Textauszug:
*****
Führung über das BUGA-Gelände

Die Gartenschau des Südens

Seit Dezember 2012 steht fest, dass die Stadt Heilbronn im Jahre 2019 eine Bundesgartenschau ausrichten wird. Dies ermöglicht Heilbronn eine große städtebauliche Entwicklungschance. Zentrale Projekte sind die Vernetzung der Stadtteile über Grünverbindungen, die Umgestaltung des Neckarufers zur Naherholungslandschaft sowie die Anbindung des neuen Stadtviertels Neckarbogen auf dem ehemaligen Fruchtschuppenareal. Um sich über den aktuellen Stand der Planungen zu informieren und um zu erfahren, weshalb die BUGA 2019 die Attraktivität und Anziehungskraft Heilbronns erheblich steigern wird, veranstaltete die Landtagsabgeordnete Friedlinde Gurr-Hirsch eine Besichtigungs- und Diskussionsveranstaltung mit Hanspeter Fass, dem Geschäftsführer der Bundesgartenschau 2019 GmbH in Heilbronn.
 
Circa 30 Bürgerinnen und Bürger, darunter viele Mitglieder von Obst- und Gartenbauvereinen sowie der Präsident des Landesverbandes für Obstbau, Garten und Landschaft Baden-Württemberg e.V. (LOGL), Erhard Hahn aus Eppingen, ließen sich diese Informationschance aus erster Hand nicht entgehen. „Ich freue mich, dass die Veranstaltung gut besucht war und die Bürgerinnen und Bürger schon heute großes Interesse für die BUGA zeigen. Damit diese erfolgreich wird, müssen die Menschen in der Region emotional angesprochen werden. Deshalb sind Führungen sowie frühzeitige Bürgerbeteiligungen im Rahmen der Bauphase sehr wichtige Elemente“, betonte Friedlinde Gurr-Hirsch beim Rundgang über das BUGA-Gelände.
*****
Daten zum Dokumentverständnis:
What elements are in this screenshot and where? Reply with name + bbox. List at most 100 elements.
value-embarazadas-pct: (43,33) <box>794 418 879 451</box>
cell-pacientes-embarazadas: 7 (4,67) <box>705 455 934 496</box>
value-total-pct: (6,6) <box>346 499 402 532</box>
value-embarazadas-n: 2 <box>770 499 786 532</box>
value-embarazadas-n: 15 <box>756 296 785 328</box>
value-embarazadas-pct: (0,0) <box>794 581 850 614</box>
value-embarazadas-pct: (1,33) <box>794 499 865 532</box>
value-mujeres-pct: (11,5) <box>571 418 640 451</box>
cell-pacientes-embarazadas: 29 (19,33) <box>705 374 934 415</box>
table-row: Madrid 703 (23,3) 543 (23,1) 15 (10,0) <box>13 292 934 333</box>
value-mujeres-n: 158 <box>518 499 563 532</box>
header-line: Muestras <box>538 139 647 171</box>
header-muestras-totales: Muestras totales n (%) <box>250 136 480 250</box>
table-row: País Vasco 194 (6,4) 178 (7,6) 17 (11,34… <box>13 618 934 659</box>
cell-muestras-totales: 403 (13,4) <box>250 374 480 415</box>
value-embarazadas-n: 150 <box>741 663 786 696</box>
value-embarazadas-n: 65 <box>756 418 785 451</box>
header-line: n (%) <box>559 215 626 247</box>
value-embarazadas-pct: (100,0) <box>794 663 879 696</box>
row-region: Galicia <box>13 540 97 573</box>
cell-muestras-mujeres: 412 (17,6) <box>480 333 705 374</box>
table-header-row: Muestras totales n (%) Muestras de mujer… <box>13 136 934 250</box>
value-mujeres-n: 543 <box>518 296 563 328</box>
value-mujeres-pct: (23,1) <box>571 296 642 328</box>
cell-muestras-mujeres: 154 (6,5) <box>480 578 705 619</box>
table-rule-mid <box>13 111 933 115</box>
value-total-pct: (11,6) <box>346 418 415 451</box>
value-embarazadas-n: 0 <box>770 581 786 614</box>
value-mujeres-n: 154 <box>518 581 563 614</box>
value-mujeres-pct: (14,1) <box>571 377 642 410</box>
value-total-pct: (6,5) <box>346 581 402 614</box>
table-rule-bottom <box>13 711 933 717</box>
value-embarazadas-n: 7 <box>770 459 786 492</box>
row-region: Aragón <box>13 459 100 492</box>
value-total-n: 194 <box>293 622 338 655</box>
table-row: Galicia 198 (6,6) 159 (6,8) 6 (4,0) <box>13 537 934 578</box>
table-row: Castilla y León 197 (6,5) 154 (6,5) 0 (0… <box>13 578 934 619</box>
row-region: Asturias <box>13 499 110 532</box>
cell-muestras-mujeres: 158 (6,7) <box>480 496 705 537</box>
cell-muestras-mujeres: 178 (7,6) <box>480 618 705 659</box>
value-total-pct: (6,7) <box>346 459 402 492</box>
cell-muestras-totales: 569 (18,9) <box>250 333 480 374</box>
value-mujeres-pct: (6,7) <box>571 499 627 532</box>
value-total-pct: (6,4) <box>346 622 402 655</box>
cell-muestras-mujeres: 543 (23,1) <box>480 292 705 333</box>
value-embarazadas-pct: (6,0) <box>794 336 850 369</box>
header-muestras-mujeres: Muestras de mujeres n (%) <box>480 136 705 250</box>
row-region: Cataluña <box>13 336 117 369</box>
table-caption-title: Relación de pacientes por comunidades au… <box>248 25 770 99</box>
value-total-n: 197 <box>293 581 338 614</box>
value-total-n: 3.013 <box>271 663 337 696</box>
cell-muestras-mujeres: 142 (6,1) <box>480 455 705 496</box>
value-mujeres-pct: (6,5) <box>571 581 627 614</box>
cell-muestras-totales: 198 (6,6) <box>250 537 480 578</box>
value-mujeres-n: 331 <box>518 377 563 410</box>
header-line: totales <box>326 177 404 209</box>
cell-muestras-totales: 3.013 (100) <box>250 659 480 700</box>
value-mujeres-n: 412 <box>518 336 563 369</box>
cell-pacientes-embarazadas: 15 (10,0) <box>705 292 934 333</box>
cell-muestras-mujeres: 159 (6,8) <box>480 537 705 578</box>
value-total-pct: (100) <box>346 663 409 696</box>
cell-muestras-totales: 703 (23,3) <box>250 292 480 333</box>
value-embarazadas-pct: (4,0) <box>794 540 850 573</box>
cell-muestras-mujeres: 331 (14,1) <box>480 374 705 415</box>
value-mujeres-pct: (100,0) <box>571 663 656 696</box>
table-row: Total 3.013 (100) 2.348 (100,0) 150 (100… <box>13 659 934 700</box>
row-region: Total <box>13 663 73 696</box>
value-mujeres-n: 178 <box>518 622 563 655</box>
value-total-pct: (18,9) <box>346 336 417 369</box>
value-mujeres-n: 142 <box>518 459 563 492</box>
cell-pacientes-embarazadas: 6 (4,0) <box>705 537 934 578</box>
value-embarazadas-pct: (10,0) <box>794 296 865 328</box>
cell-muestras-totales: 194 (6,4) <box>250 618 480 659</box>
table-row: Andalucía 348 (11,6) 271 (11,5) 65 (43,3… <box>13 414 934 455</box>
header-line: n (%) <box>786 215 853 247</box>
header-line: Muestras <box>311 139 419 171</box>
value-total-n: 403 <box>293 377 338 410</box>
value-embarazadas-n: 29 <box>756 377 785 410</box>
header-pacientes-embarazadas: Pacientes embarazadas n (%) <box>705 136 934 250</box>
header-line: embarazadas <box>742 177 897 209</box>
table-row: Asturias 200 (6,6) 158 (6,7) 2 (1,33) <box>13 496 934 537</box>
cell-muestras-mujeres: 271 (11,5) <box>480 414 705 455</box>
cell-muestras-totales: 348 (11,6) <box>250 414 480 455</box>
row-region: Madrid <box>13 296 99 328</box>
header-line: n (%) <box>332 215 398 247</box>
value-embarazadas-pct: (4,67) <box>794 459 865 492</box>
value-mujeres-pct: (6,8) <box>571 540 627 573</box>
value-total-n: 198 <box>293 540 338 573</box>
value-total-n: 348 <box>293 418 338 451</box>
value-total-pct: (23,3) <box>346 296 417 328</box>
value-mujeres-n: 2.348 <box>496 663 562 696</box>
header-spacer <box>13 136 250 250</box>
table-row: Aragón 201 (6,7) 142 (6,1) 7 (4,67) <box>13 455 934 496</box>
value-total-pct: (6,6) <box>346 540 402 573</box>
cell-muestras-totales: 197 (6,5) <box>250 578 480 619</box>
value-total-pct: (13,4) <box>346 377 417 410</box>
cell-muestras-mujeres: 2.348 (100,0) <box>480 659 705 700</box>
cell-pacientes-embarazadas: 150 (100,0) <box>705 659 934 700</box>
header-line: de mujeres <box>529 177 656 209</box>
*****
Aufgaben:
1. Wer ist laut dem Text über die Bundesgartenschau in Heilbronn Geschäftsführer der Bundesgartenschau 2019 GmbH?
2. Greifen Sie den Text über die Bundesgartenschau in Heilbronn auf und führen Sie ihn nach seinem letzten Satz weiter.

Erwartete Antworten:
1. Hanspeter Fass.

2.
Hanspeter Faas, der seit 34 Jahren überall in Deutschland Bundesgartenschauen leitet, ging in seinen Ausführungen insbesondere auf die Nachhaltigkeit der Heilbronner BUGA ein. „Mit der Energie der Bundesgartenschau wird auf einer innerstädtischen Brachfläche das neue grüne Stadtquartier Neckarbogen wachsen und sich Heilbronn mit neuen Uferlandschaften, Spielanlagen und Freizeiteinrichtungen zum Neckar hin öffnen“, so Hanspeter Faas. Eine besondere Herausforderung in Heilbronn seien allerdings die Altlasten auf dem BUGA-Gelände. „Es muss mit Kampfmitteln wie beispielsweise Bombenblindgängern aus dem Zweiten Weltkrieg gerechnet werden“, hob der BUGA-Geschäftsführer hervor. Friedlinde Gurr-Hirsch wünschte ihm und Heilbronn zum Abschluss der Führung Unfallfreiheit und dankte Hanspeter Faas für seine Zeit und sein Engagement mit einem Weinpräsent. Der Wein soll auch bei der BUGA eine zentrale Rolle spielen. „Da uns der Einbezug der regionalen Kulturlandschaft sehr wichtig ist, werden wir auf dem Gartenschaugelände auch einen Weinberg anlegen“, betonte Hanspeter Faas zur Freude der Teilnehmer.